> **Provided passage**:
#####
• Open Access

Serum Serotonin Concentration Is Associated with Severity of Myxomatous Mitral Valve Disease in Dogs


Corresponding author: Dr I. Ljungvall, Department of Clinical Sciences, Faculty of Veterinary Medicine and Animal Sciences, The Swedish University of Agricultural Sciences, Box 7054, Uppsala 75007, Sweden; e-mail: Ingrid.Ljungvall@slu.se.



The neurotransmitter serotonin (5-hydroxytryptamine, 5-HT) has recently been suggested to play a role in the development of naturally acquired myxomatous mitral valve disease (MMVD) in dogs.


To investigate the association between serum 5-HT concentration and MMVD severity in dogs, and to assess potential associations between serum 5-HT concentrations and dog characteristics, echocardiographic variables, heart rate, systolic blood pressure, presence of macrothrombocytosis, and plateletcrit.


A total of 120 client-owned dogs.
#####
> **What to do**:
• 1. In the serotonin study text, list the factors, other than MMVD severity, whose potential associations with serum 5-HT concentration the study set out to assess.
• 2. Output the part of the serotonin study text that begins at the words "Corresponding author: Dr" and stops after "(MMVD) in dogs.".
None of the data after this point is needed.
#####
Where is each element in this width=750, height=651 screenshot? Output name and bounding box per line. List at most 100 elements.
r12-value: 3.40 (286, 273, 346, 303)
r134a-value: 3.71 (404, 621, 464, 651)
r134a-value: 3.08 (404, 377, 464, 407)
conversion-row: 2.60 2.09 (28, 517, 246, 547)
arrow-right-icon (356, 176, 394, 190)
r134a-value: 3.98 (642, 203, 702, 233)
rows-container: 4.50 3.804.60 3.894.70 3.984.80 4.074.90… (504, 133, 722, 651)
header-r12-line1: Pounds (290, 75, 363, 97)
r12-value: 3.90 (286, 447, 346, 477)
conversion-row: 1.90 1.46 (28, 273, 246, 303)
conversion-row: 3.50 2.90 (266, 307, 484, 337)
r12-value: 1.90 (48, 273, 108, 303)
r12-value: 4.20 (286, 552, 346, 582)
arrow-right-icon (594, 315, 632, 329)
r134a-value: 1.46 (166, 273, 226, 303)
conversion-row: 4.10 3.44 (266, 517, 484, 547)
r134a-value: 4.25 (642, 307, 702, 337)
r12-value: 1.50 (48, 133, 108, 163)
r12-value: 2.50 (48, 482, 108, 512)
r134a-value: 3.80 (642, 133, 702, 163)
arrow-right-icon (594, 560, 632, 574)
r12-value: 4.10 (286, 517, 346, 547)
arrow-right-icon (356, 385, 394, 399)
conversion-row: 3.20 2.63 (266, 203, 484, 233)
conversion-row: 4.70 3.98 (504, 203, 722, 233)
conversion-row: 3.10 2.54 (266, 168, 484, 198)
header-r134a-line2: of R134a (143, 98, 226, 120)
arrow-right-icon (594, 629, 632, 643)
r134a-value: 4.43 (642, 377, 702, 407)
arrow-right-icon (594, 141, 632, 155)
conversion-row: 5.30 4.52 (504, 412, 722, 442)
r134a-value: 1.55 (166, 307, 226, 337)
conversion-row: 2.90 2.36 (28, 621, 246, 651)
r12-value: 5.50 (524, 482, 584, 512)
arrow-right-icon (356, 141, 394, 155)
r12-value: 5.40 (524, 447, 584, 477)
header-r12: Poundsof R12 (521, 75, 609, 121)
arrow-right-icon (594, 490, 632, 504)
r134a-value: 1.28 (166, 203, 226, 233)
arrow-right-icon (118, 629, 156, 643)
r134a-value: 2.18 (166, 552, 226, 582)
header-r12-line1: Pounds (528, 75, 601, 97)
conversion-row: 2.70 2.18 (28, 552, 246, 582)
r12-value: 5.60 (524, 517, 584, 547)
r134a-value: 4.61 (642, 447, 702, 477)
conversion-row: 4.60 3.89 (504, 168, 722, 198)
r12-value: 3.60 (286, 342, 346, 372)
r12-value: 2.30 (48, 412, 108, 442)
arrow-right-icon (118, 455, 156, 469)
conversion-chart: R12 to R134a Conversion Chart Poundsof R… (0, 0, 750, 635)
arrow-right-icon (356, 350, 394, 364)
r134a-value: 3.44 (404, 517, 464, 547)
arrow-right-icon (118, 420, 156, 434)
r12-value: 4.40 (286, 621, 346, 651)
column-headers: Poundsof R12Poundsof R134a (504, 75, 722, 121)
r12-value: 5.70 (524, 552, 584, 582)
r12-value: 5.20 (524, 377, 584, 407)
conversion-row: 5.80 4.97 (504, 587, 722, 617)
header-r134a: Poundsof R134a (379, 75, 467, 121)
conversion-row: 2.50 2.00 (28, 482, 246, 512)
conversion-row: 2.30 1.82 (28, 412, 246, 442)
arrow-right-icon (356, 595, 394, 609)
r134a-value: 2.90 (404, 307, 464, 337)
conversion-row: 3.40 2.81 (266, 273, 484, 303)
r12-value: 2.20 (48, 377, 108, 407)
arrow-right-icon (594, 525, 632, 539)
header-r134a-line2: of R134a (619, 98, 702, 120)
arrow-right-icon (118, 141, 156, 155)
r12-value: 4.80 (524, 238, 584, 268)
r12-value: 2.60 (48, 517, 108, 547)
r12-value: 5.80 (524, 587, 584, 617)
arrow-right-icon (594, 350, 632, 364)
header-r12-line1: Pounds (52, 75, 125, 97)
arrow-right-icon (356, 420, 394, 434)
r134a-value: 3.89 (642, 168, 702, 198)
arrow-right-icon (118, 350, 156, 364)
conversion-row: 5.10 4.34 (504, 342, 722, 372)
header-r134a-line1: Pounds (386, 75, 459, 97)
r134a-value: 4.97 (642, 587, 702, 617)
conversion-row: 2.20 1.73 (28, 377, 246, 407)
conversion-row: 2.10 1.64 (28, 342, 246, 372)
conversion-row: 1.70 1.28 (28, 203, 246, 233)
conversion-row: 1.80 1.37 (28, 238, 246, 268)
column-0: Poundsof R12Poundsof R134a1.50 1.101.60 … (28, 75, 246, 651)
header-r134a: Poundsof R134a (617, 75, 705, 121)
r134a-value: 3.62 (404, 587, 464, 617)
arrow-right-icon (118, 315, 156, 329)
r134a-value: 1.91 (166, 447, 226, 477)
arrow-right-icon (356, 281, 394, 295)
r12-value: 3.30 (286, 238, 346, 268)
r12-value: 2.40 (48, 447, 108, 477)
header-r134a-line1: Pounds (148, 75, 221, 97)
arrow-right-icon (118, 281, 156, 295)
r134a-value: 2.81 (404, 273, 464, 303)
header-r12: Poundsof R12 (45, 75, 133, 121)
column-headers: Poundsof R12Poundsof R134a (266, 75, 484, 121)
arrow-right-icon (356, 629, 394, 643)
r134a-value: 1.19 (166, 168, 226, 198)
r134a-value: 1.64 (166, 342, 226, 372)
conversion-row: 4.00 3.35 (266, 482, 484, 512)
#####
> **Replies**:
• 1.
- Dog characteristics
- Echocardiographic variables
- Heart rate
- Systolic blood pressure
- Presence of macrothrombocytosis
- Plateletcrit

• 2.
Corresponding author: Dr I. Ljungvall, Department of Clinical Sciences, Faculty of Veterinary Medicine and Animal Sciences, The Swedish University of Agricultural Sciences, Box 7054, Uppsala 75007, Sweden; e-mail: Ingrid.Ljungvall@slu.se.



The neurotransmitter serotonin (5-hydroxytryptamine, 5-HT) has recently been suggested to play a role in the development of naturally acquired myxomatous mitral valve disease (MMVD) in dogs.